The three checkpoints having been triggered, debate over the EU’s CRM Act has accelerated with clearer focus on economic security.
Japanese and European EVs
China overtook the U.S. in 2009 to become the world’s largest auto market. This was made possible by China heavily subsidizing its auto industry under a clear and consistent determination to rise as an automotive superpower, with EVs being the key.
The EU did not include EV supply chains as areas subject to economic security when EVs had dominated only the Chinese market. It was forced to take action when Chinese EVs rose as a threat to the EU market and its carmakers.
European Commission President Ursula von der Leyen announced in September that she would launch an anti-subsidy investigation into Chinese EVs.
German Chancellor Olaf Scholz voiced skepticism over the EU’s probe, saying that Europe and China should not deny free trade and fall into protectionism, but should stand firmly with global free trade.
While the European Commission’s investigation is aimed at checking “unfair” competition posed by Chinese EVs in the EU’s auto market and intending to bring the situation back to a “level playing field,” Scholz’s comments hinted that Germany is more concerned about the risk of retaliation and losing its share in the Chinese market.
The three checkpoints reveal that the CRM Act sees China as a threat and that the EU is beginning to replace its industrial policy with economic security policy, while maintaining the original concept of environmental protection at the same time.

» TASK
Continue the passage on EU economic security and Chinese EVs, picking up after its final sentence.

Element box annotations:
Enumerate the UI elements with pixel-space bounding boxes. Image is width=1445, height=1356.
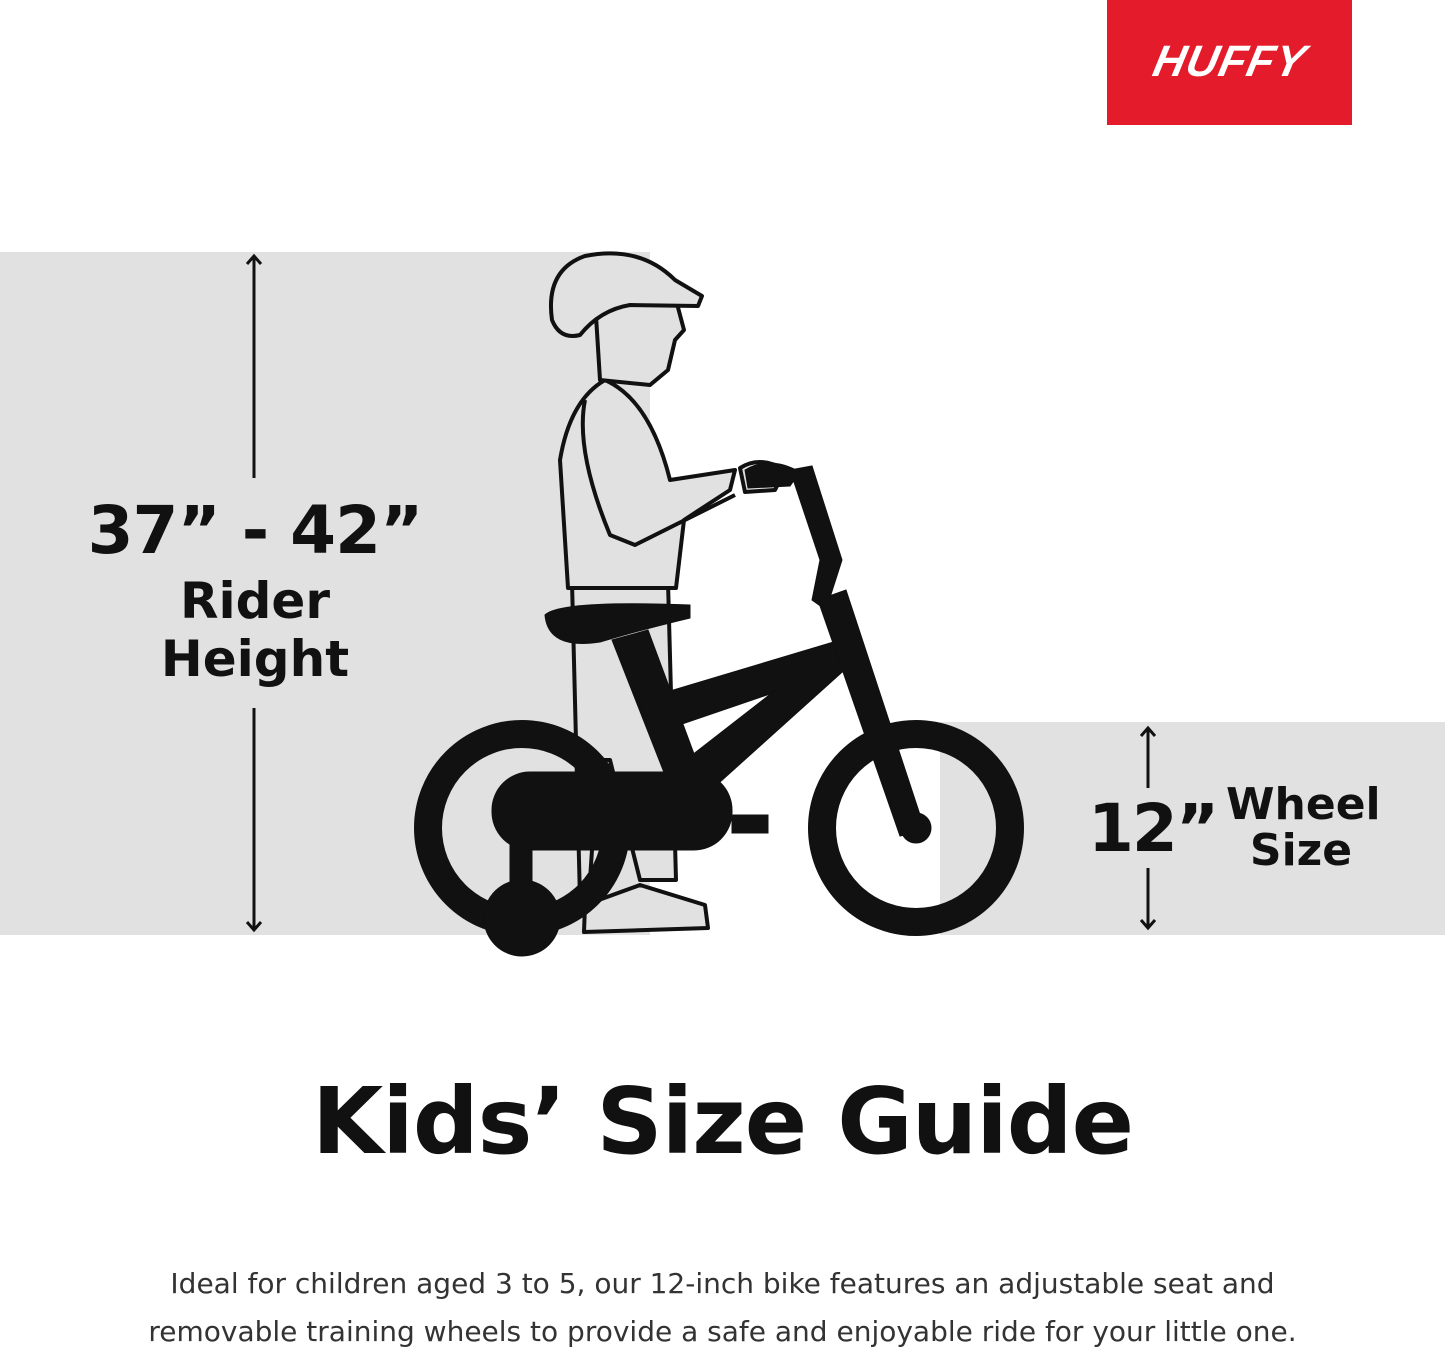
wheel-label: Wheel — [1226, 779, 1381, 830]
page-title: Kids’ Size Guide — [312, 1068, 1134, 1175]
background-panel-right — [940, 722, 1445, 935]
wheel-size-value: 12” — [1088, 790, 1219, 867]
huffy-logo: HUFFY — [1107, 0, 1352, 125]
height-arrow-icon — [245, 253, 263, 933]
svg-text:HUFFY: HUFFY — [1149, 37, 1314, 85]
rider-height-label: Rider Height — [70, 572, 440, 688]
child-on-bike-illustration — [414, 251, 1024, 957]
description: Ideal for children aged 3 to 5, our 12-i… — [148, 1267, 1297, 1348]
wheel-size-label: Wheel Size — [1226, 779, 1381, 876]
height-label: Height — [160, 630, 350, 688]
size-label: Size — [1249, 825, 1353, 876]
wheel-arrow-icon — [1139, 725, 1157, 931]
rider-label: Rider — [180, 572, 330, 630]
rider-height-value: 37” - 42” — [87, 492, 424, 569]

» EXERCISE ANSWER
Japanese companies operating in China would find some aspects of Scholz’s remarks laudable, especially the emphasis on global free trade. Japan and Europe have enjoyed the benefits of global free trade, but are gradually walking away from it in the long term as they enhance economic security policies.
In the short term, the EU’s joint procurement and information sharing with like-minded jurisdictions under the CRM Act will offer an opportunity for Japan to rethink raw materials procurement in Asia and Africa.
The EU’s economic security policy is closely related to policies of human rights due diligence and working conditions as well as environmental issues. Joint procurement in such developing countries will make the three checkpoints more complicated for Japan when collaborating with the EU and its member states, an issue that will be addressed in the future.
[Note] This article was posted to the Japan Times on November 7, 2023:
https://www.japantimes.co.jp/commentary/2023/11/07/world/european-union-electric-vehicles/
(Photo Credit: Reuters / Aflo)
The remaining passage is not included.